*Work to be completed*. Gather from the material every line that contains the string "วรรคหน".

*Dataset records*.
______________________________
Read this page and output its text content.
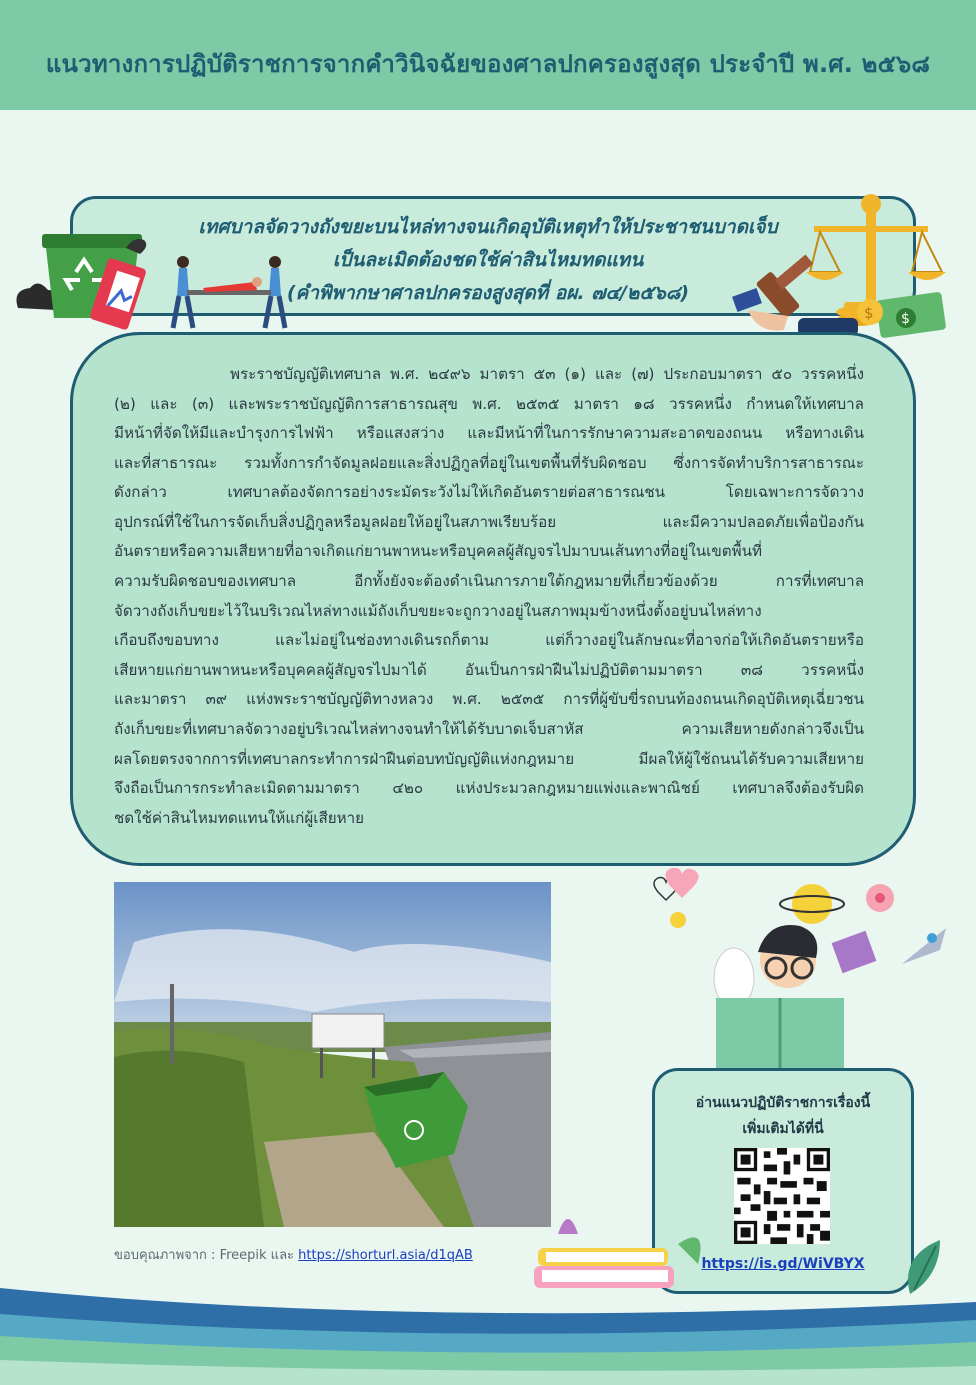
แนวทางการปฏิบัติราชการจากคำวินิจฉัยของศาลปกครองสูงสุด ประจำปี พ.ศ. ๒๕๖๘
เทศบาลจัดวางถังขยะบนไหล่ทางจนเกิดอุบัติเหตุทำให้ประชาชนบาดเจ็บ
เป็นละเมิดต้องชดใช้ค่าสินไหมทดแทน
(คำพิพากษาศาลปกครองสูงสุดที่ อผ. ๗๔/๒๕๖๘)
$
$
พระราชบัญญัติเทศบาล พ.ศ. ๒๔๙๖ มาตรา ๕๓ (๑) และ (๗) ประกอบมาตรา ๕๐ วรรคหนึ่ง
(๒) และ (๓) และพระราชบัญญัติการสาธารณสุข พ.ศ. ๒๕๓๕ มาตรา ๑๘ วรรคหนึ่ง กำหนดให้เทศบาล
มีหน้าที่จัดให้มีและบำรุงการไฟฟ้า หรือแสงสว่าง และมีหน้าที่ในการรักษาความสะอาดของถนน หรือทางเดิน
และที่สาธารณะ รวมทั้งการกำจัดมูลฝอยและสิ่งปฏิกูลที่อยู่ในเขตพื้นที่รับผิดชอบ ซึ่งการจัดทำบริการสาธารณะ
ดังกล่าว เทศบาลต้องจัดการอย่างระมัดระวังไม่ให้เกิดอันตรายต่อสาธารณชน โดยเฉพาะการจัดวาง
อุปกรณ์ที่ใช้ในการจัดเก็บสิ่งปฏิกูลหรือมูลฝอยให้อยู่ในสภาพเรียบร้อย และมีความปลอดภัยเพื่อป้องกัน
อันตรายหรือความเสียหายที่อาจเกิดแก่ยานพาหนะหรือบุคคลผู้สัญจรไปมาบนเส้นทางที่อยู่ในเขตพื้นที่
ความรับผิดชอบของเทศบาล อีกทั้งยังจะต้องดำเนินการภายใต้กฎหมายที่เกี่ยวข้องด้วย การที่เทศบาล
จัดวางถังเก็บขยะไว้ในบริเวณไหล่ทางแม้ถังเก็บขยะจะถูกวางอยู่ในสภาพมุมข้างหนึ่งตั้งอยู่บนไหล่ทาง
เกือบถึงขอบทาง และไม่อยู่ในช่องทางเดินรถก็ตาม แต่ก็วางอยู่ในลักษณะที่อาจก่อให้เกิดอันตรายหรือ
เสียหายแก่ยานพาหนะหรือบุคคลผู้สัญจรไปมาได้ อันเป็นการฝ่าฝืนไม่ปฏิบัติตามมาตรา ๓๘ วรรคหนึ่ง
และมาตรา ๓๙ แห่งพระราชบัญญัติทางหลวง พ.ศ. ๒๕๓๕ การที่ผู้ขับขี่รถบนท้องถนนเกิดอุบัติเหตุเฉี่ยวชน
ถังเก็บขยะที่เทศบาลจัดวางอยู่บริเวณไหล่ทางจนทำให้ได้รับบาดเจ็บสาหัส ความเสียหายดังกล่าวจึงเป็น
ผลโดยตรงจากการที่เทศบาลกระทำการฝ่าฝืนต่อบทบัญญัติแห่งกฎหมาย มีผลให้ผู้ใช้ถนนได้รับความเสียหาย
จึงถือเป็นการกระทำละเมิดตามมาตรา ๔๒๐ แห่งประมวลกฎหมายแพ่งและพาณิชย์ เทศบาลจึงต้องรับผิด
ชดใช้ค่าสินไหมทดแทนให้แก่ผู้เสียหาย
ขอบคุณภาพจาก : Freepik และ https://shorturl.asia/d1qAB
อ่านแนวปฏิบัติราชการเรื่องนี้
เพิ่มเติมได้ที่นี่
https://is.gd/WiVBYX
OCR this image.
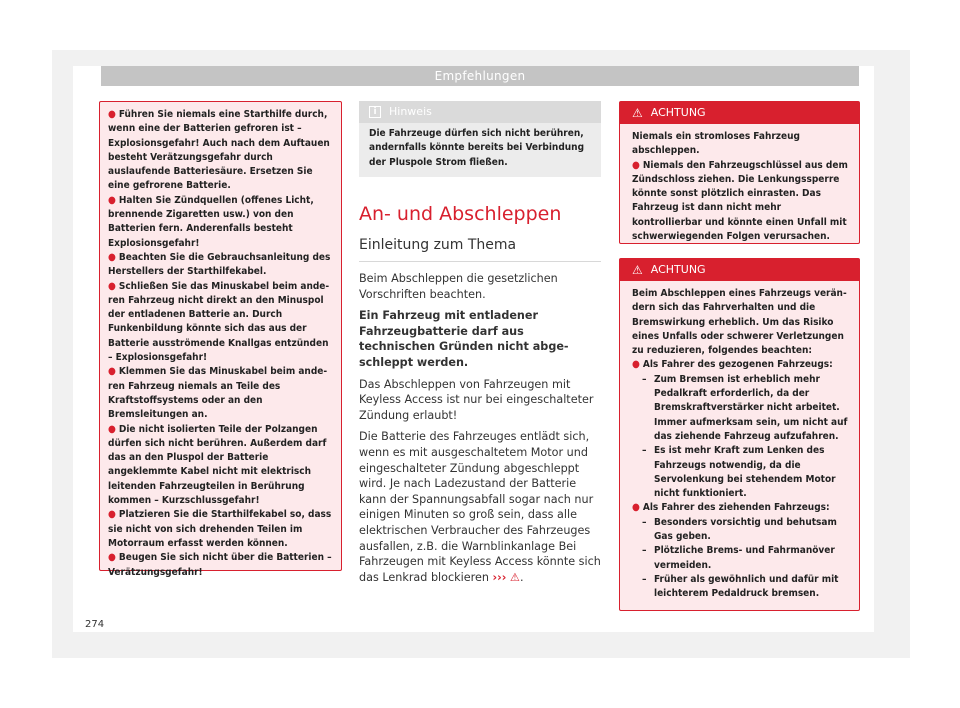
Empfehlungen
● Führen Sie niemals eine Starthilfe durch, wenn eine der Batterien gefroren ist – Explosionsgefahr! Auch nach dem Auftauen besteht Verätzungsgefahr durch auslaufende Batteriesäure. Ersetzen Sie eine gefrorene Batterie.
● Halten Sie Zündquellen (offenes Licht, brennende Zigaretten usw.) von den Batterien fern. Anderenfalls besteht Explosionsgefahr!
● Beachten Sie die Gebrauchsanleitung des Herstellers der Starthilfekabel.
● Schließen Sie das Minuskabel beim anderen Fahrzeug nicht direkt an den Minuspol der entladenen Batterie an. Durch Funkenbildung könnte sich das aus der Batterie ausströmende Knallgas entzünden – Explosionsgefahr!
● Klemmen Sie das Minuskabel beim anderen Fahrzeug niemals an Teile des Kraftstoffsystems oder an den Bremsleitungen an.
● Die nicht isolierten Teile der Polzangen dürfen sich nicht berühren. Außerdem darf das an den Pluspol der Batterie angeklemmte Kabel nicht mit elektrisch leitenden Fahrzeugteilen in Berührung kommen – Kurzschlussgefahr!
● Platzieren Sie die Starthilfekabel so, dass sie nicht von sich drehenden Teilen im Motorraum erfasst werden können.
● Beugen Sie sich nicht über die Batterien – Verätzungsgefahr!
i	Hinweis
Die Fahrzeuge dürfen sich nicht berühren, andernfalls könnte bereits bei Verbindung der Pluspole Strom fließen.
An- und Abschleppen
Einleitung zum Thema

Beim Abschleppen die gesetzlichen Vorschriften beachten.

Ein Fahrzeug mit entladener Fahrzeugbatterie darf aus technischen Gründen nicht abgeschleppt werden.

Das Abschleppen von Fahrzeugen mit Keyless Access ist nur bei eingeschalteter Zündung erlaubt!

Die Batterie des Fahrzeuges entlädt sich, wenn es mit ausgeschaltetem Motor und eingeschalteter Zündung abgeschleppt wird. Je nach Ladezustand der Batterie kann der Spannungsabfall sogar nach nur einigen Minuten so groß sein, dass alle elektrischen Verbraucher des Fahrzeuges ausfallen, z.B. die Warnblinkanlage Bei Fahrzeugen mit Keyless Access könnte sich das Lenkrad blockieren ››› ⚠.

⚠ ACHTUNG
Niemals ein stromloses Fahrzeug abschleppen.
● Niemals den Fahrzeugschlüssel aus dem Zündschloss ziehen. Die Lenkungssperre könnte sonst plötzlich einrasten. Das Fahrzeug ist dann nicht mehr kontrollierbar und könnte einen Unfall mit schwerwiegenden Folgen verursachen.
⚠ ACHTUNG
Beim Abschleppen eines Fahrzeugs verändern sich das Fahrverhalten und die Bremswirkung erheblich. Um das Risiko eines Unfalls oder schwerer Verletzungen zu reduzieren, folgendes beachten:
● Als Fahrer des gezogenen Fahrzeugs:
– Zum Bremsen ist erheblich mehr Pedalkraft erforderlich, da der Bremskraftverstärker nicht arbeitet. Immer aufmerksam sein, um nicht auf das ziehende Fahrzeug aufzufahren.
– Es ist mehr Kraft zum Lenken des Fahrzeugs notwendig, da die Servolenkung bei stehendem Motor nicht funktioniert.
● Als Fahrer des ziehenden Fahrzeugs:
– Besonders vorsichtig und behutsam Gas geben.
– Plötzliche Brems- und Fahrmanöver vermeiden.
– Früher als gewöhnlich und dafür mit leichterem Pedaldruck bremsen.
274
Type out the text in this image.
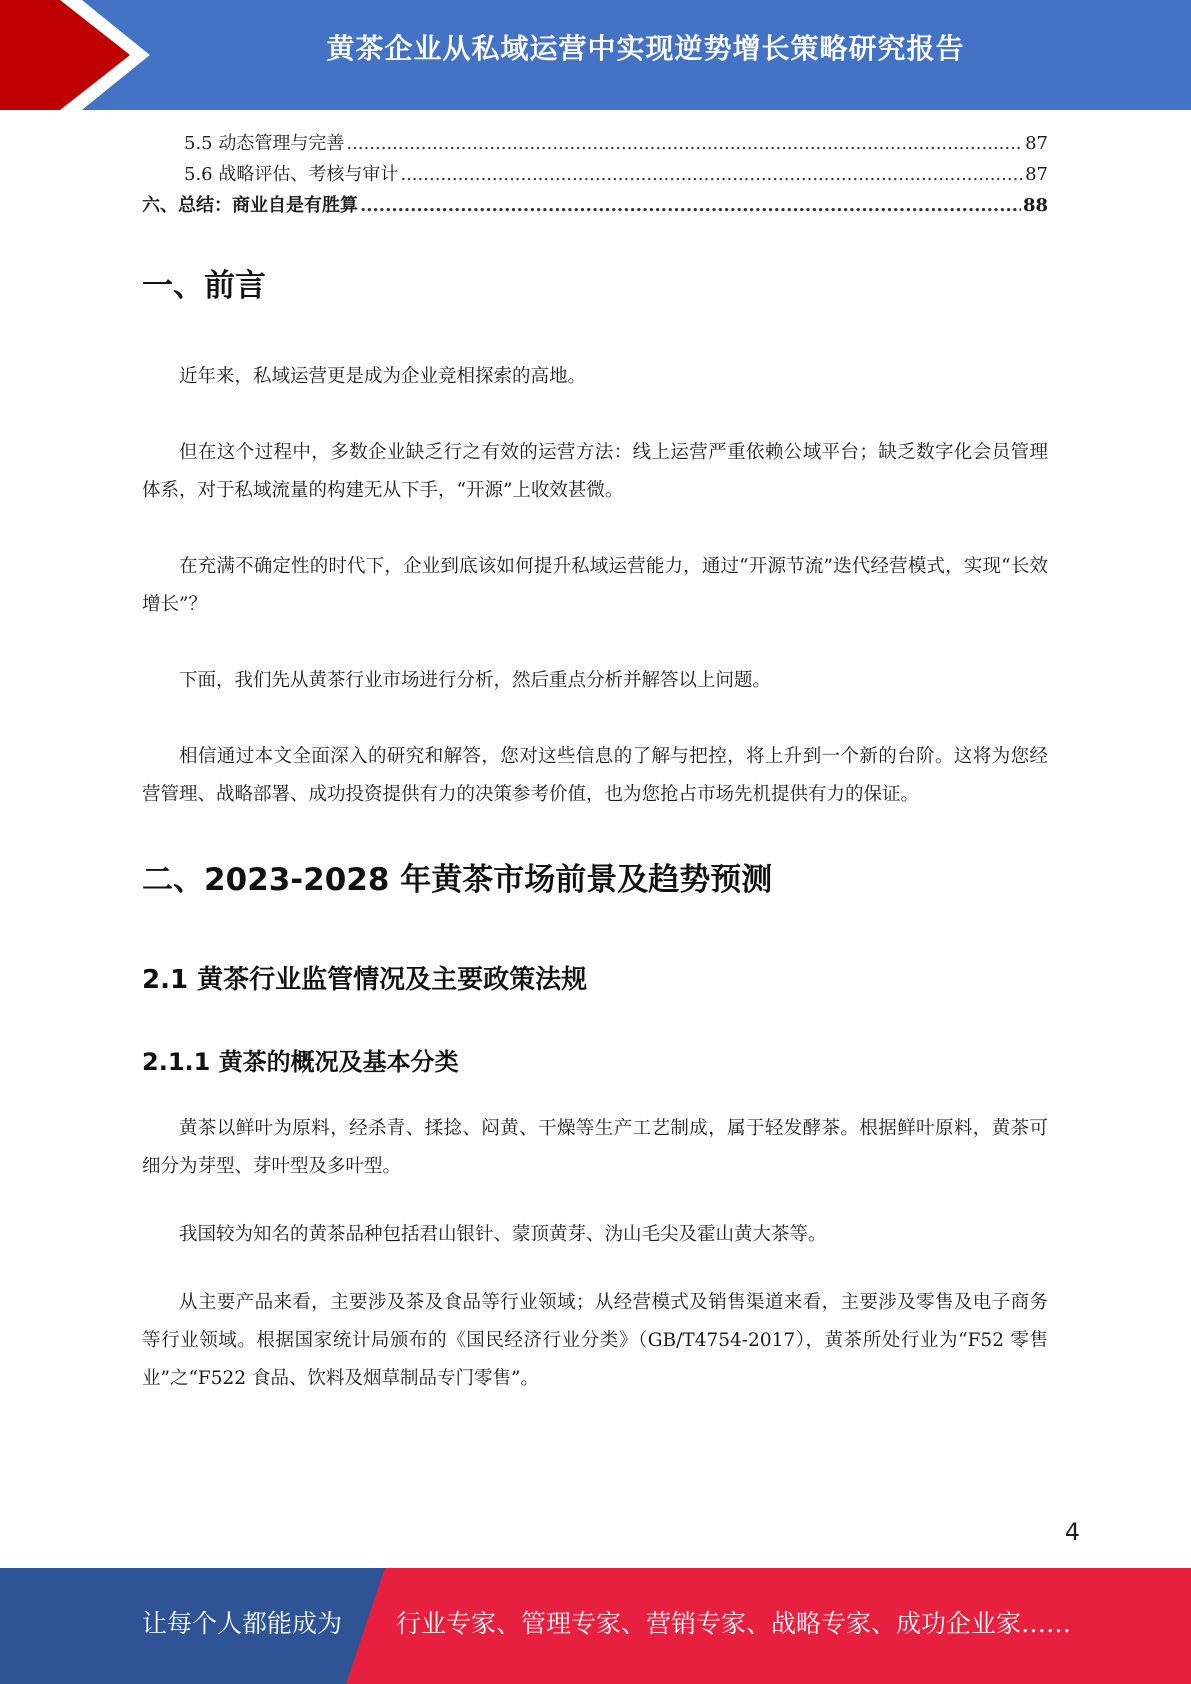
黄茶企业从私域运营中实现逆势增长策略研究报告
5.5 动态管理与完善 .....	87
5.6 战略评估、考核与审计 .....	87
六、总结：商业自是有胜算 .....	88
一、前言

近年来，私域运营更是成为企业竞相探索的高地。

但在这个过程中，多数企业缺乏行之有效的运营方法：线上运营严重依赖公域平台；缺乏数字化会员管理体系，对于私域流量的构建无从下手，“开源”上收效甚微。

在充满不确定性的时代下，企业到底该如何提升私域运营能力，通过“开源节流”迭代经营模式，实现“长效增长”？

下面，我们先从黄茶行业市场进行分析，然后重点分析并解答以上问题。

相信通过本文全面深入的研究和解答，您对这些信息的了解与把控，将上升到一个新的台阶。这将为您经营管理、战略部署、成功投资提供有力的决策参考价值，也为您抢占市场先机提供有力的保证。

二、2023-2028 年黄茶市场前景及趋势预测
2.1 黄茶行业监管情况及主要政策法规
2.1.1 黄茶的概况及基本分类

黄茶以鲜叶为原料，经杀青、揉捻、闷黄、干燥等生产工艺制成，属于轻发酵茶。根据鲜叶原料，黄茶可细分为芽型、芽叶型及多叶型。

我国较为知名的黄茶品种包括君山银针、蒙顶黄芽、沩山毛尖及霍山黄大茶等。

从主要产品来看，主要涉及茶及食品等行业领域；从经营模式及销售渠道来看，主要涉及零售及电子商务等行业领域。根据国家统计局颁布的《国民经济行业分类》（GB/T4754-2017），黄茶所处行业为“F52 零售业”之“F522 食品、饮料及烟草制品专门零售”。

4
让每个人都能成为 行业专家、管理专家、营销专家、战略专家、成功企业家……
______________________________
*Answer in full*.
พระราชบัญญัติเทศบาล พ.ศ. ๒๔๙๖ มาตรา ๕๓ (๑) และ (๗) ประกอบมาตรา ๕๐ วรรคหนึ่ง
(๒) และ (๓) และพระราชบัญญัติการสาธารณสุข พ.ศ. ๒๕๓๕ มาตรา ๑๘ วรรคหนึ่ง กำหนดให้เทศบาล
เสียหายแก่ยานพาหนะหรือบุคคลผู้สัญจรไปมาได้ อันเป็นการฝ่าฝืนไม่ปฏิบัติตามมาตรา ๓๘ วรรคหนึ่ง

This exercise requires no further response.